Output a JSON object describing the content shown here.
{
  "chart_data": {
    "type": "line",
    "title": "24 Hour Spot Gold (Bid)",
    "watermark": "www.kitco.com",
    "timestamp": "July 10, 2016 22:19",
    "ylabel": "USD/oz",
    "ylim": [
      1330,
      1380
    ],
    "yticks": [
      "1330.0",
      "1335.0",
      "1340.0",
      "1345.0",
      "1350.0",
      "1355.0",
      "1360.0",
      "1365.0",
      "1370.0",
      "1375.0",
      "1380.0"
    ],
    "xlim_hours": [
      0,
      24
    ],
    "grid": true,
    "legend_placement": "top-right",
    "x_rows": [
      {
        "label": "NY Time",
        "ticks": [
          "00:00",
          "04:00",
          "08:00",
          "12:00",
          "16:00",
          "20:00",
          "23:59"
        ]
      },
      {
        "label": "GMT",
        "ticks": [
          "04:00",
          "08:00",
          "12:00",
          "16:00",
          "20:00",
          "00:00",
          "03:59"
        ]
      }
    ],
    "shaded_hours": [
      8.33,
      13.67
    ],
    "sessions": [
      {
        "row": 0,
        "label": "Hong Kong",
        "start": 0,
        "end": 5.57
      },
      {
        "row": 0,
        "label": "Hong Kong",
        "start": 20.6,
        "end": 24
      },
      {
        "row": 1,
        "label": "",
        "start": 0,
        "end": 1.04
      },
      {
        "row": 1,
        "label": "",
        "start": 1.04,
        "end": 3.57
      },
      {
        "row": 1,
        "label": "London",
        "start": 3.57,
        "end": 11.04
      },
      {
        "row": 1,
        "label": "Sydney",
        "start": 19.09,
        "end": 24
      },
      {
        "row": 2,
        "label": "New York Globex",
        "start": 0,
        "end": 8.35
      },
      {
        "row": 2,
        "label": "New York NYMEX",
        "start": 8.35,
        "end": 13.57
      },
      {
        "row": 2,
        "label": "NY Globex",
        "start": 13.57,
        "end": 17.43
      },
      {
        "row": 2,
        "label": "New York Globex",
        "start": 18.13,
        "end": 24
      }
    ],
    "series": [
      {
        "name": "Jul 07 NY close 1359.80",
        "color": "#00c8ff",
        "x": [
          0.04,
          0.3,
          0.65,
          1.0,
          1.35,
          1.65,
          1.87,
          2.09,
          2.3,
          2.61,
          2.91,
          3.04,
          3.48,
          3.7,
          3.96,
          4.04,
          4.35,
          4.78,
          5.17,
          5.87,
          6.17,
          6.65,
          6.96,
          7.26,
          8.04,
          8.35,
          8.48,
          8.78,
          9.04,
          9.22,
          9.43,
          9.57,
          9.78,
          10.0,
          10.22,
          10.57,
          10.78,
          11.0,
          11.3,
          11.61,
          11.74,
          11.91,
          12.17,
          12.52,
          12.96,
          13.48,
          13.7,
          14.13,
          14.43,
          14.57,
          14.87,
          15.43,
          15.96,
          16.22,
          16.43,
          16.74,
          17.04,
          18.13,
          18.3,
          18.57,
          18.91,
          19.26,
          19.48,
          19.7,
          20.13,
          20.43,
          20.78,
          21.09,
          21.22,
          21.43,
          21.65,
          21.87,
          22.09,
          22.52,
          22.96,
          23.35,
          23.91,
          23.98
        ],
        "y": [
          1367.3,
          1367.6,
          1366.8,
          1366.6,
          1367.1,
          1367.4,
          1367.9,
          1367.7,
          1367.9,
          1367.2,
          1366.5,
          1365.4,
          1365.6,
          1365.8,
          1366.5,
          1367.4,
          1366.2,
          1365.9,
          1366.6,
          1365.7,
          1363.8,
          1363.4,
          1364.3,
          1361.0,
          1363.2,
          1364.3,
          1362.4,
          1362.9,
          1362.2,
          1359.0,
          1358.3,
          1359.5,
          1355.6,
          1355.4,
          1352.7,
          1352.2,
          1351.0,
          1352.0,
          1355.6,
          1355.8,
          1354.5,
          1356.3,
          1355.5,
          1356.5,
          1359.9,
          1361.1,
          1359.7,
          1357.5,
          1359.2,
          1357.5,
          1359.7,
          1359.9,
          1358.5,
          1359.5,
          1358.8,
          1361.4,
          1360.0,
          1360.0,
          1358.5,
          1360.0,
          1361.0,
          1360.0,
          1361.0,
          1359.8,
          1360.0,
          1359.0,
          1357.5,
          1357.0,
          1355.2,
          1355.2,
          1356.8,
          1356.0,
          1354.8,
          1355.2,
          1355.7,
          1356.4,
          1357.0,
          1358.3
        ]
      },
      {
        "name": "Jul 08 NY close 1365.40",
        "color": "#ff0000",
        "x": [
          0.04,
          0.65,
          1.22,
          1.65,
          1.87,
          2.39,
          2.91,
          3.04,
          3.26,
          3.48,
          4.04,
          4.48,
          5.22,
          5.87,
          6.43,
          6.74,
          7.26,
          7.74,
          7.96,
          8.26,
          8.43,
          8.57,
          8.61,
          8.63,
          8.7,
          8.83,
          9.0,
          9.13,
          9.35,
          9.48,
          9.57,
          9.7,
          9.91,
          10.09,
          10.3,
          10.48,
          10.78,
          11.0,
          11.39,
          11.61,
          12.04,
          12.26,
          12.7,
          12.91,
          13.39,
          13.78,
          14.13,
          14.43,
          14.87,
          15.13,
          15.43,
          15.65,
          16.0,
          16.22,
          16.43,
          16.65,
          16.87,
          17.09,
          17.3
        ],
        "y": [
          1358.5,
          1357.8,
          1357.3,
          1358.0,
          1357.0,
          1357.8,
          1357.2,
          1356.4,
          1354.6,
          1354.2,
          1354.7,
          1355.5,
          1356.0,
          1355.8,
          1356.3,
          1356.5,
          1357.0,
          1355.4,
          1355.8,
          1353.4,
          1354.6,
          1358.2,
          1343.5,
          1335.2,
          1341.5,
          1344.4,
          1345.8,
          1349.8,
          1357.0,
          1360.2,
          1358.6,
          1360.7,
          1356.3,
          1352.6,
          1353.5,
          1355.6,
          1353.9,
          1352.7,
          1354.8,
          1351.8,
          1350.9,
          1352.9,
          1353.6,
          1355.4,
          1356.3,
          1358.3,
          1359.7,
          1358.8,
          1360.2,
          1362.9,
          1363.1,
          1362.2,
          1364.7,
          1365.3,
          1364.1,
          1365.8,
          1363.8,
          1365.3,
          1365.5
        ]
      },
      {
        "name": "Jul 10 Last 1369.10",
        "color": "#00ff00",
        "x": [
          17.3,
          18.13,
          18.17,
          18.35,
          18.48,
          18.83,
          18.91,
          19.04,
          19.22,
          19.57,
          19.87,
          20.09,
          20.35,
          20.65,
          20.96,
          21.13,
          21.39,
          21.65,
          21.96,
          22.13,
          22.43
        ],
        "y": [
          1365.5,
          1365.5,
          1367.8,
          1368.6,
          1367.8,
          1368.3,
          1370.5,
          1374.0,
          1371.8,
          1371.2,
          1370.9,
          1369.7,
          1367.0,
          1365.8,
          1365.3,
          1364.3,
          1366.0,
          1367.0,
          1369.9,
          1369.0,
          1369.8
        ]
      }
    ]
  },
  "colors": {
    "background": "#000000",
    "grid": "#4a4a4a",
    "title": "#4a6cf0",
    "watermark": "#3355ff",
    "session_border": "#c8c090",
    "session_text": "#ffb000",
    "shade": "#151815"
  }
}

========================

Brief :: Pull out all lines from the entries above that include the word "watermark".

Result of the exercise ::
    "watermark": "www.kitco.com",
    "watermark": "#3355ff",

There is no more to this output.